■ **Collection entries**
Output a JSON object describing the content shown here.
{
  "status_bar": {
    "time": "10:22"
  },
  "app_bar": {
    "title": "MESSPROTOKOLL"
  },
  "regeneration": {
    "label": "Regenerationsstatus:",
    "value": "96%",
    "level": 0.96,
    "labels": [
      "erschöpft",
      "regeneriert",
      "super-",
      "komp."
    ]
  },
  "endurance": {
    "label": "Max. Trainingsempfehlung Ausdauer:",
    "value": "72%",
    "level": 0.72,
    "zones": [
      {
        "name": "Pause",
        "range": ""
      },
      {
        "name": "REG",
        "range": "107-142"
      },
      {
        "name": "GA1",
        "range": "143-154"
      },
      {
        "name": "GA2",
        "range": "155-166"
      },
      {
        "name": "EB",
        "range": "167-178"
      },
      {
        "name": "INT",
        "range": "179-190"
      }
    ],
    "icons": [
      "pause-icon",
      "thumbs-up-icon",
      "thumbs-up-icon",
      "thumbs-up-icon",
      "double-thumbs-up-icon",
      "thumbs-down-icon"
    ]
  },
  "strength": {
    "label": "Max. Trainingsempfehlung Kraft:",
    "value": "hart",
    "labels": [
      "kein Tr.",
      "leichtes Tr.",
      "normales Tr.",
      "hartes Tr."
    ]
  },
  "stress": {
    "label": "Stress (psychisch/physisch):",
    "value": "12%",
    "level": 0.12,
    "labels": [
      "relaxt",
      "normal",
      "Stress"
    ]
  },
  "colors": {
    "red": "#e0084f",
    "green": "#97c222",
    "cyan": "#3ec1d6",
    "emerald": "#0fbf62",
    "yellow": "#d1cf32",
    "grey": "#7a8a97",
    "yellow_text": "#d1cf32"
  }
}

* * *

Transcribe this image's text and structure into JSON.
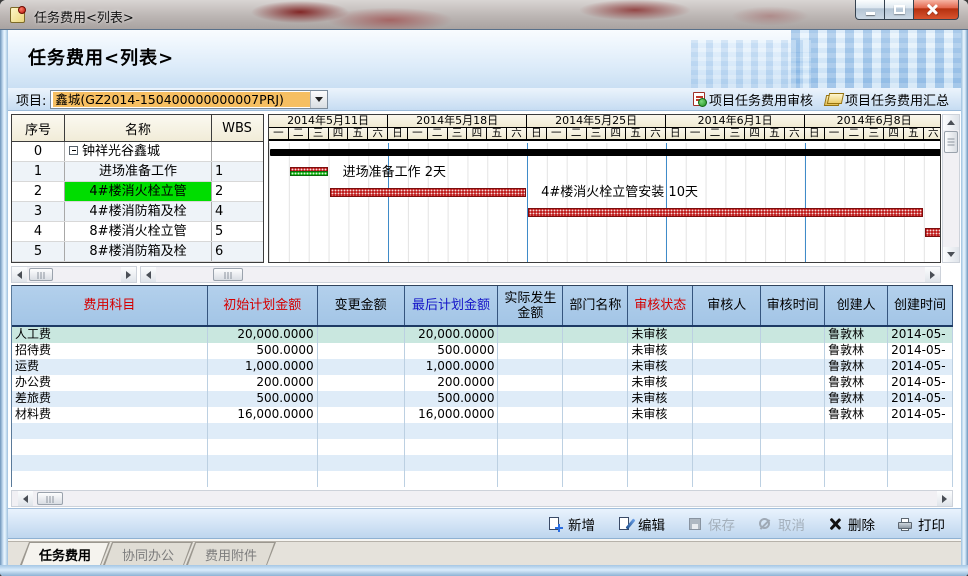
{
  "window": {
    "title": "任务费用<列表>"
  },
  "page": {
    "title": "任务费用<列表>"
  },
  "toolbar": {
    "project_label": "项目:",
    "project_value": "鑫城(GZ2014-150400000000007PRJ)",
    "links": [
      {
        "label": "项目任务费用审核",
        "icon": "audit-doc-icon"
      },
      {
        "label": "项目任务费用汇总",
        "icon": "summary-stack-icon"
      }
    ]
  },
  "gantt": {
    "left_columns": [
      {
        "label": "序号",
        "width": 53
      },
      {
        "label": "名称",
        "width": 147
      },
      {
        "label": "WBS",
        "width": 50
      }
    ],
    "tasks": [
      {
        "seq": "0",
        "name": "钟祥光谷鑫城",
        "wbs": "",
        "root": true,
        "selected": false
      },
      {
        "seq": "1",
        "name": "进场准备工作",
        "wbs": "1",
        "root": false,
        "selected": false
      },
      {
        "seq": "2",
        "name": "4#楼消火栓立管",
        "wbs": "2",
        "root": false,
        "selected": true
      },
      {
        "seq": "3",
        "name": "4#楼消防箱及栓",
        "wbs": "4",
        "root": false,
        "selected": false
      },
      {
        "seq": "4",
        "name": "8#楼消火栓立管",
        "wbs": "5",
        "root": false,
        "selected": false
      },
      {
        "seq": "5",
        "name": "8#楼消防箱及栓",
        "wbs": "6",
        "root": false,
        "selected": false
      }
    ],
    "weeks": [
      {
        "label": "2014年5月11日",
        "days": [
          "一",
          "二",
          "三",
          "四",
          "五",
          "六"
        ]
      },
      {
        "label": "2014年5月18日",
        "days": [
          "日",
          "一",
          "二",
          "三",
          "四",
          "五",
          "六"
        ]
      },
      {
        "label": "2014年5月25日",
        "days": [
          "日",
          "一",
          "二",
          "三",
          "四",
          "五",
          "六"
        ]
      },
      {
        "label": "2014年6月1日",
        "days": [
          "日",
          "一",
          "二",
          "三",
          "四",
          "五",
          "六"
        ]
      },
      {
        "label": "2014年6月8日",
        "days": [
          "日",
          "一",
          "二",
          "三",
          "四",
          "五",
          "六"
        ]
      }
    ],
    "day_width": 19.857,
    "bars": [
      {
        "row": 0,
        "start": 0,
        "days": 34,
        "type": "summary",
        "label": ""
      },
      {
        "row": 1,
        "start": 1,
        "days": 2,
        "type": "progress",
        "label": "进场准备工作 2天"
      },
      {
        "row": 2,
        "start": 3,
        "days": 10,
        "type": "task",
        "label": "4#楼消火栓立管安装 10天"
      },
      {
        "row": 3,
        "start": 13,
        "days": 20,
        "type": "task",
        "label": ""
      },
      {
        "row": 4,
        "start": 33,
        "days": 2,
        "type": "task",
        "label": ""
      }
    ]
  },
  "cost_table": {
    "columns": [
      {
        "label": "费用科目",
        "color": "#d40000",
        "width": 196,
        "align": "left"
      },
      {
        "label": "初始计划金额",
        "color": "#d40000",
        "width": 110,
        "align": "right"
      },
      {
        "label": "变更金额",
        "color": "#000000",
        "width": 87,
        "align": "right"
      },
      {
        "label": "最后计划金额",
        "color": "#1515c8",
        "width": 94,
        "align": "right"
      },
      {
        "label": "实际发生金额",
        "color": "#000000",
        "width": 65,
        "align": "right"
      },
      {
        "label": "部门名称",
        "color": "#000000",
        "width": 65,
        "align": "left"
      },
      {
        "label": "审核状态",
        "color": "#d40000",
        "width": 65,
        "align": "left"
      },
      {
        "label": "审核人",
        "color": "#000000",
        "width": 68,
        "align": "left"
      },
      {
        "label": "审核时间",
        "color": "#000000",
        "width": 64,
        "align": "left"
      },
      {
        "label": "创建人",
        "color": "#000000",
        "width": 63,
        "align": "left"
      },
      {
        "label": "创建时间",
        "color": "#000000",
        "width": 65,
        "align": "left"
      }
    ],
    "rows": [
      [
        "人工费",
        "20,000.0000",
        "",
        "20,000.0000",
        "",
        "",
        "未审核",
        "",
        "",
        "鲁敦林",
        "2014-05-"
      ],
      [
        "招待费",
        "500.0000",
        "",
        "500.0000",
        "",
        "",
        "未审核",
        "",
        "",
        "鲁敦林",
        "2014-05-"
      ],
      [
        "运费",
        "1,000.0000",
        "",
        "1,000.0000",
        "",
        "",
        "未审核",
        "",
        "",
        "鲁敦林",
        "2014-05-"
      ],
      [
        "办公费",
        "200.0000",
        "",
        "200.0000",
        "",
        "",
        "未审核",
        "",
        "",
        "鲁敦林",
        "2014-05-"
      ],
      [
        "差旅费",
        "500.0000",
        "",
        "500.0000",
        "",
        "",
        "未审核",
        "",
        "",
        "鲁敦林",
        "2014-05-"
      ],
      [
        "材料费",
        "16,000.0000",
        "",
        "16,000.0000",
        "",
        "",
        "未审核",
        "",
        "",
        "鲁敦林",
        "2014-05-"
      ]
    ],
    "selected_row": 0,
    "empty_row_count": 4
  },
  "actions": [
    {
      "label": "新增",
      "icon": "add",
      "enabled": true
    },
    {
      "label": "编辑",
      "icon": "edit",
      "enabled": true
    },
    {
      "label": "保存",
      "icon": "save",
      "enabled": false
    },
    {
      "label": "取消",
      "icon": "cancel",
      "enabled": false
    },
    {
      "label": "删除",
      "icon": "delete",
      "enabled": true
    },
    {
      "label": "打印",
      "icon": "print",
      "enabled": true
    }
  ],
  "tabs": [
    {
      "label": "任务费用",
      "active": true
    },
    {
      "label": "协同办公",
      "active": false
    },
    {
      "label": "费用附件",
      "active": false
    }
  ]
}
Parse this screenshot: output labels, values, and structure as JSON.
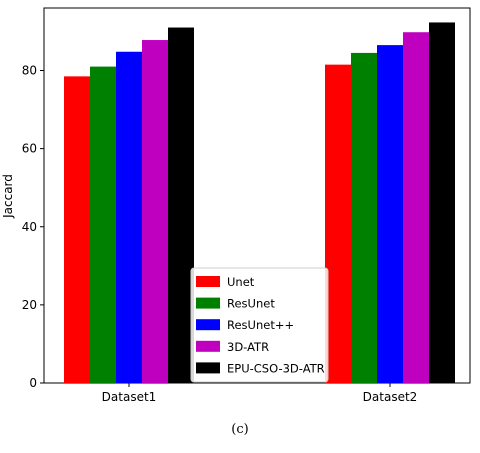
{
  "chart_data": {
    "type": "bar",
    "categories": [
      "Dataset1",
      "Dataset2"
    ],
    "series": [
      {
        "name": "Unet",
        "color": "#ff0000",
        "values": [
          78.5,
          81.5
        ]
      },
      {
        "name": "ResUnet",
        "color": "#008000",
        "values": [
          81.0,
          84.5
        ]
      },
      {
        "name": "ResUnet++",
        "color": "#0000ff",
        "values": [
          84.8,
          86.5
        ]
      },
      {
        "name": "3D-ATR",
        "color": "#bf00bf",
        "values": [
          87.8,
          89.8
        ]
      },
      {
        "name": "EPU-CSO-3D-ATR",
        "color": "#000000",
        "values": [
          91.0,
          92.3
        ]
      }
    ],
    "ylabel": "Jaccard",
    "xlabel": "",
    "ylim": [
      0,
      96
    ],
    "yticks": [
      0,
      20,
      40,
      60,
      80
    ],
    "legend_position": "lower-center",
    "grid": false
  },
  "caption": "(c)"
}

■ **Task**
Return the lines of the records that include the string "summary".

■ **Solution to the exercise**
        "icon": "summary-stack-icon"
        "type": "summary",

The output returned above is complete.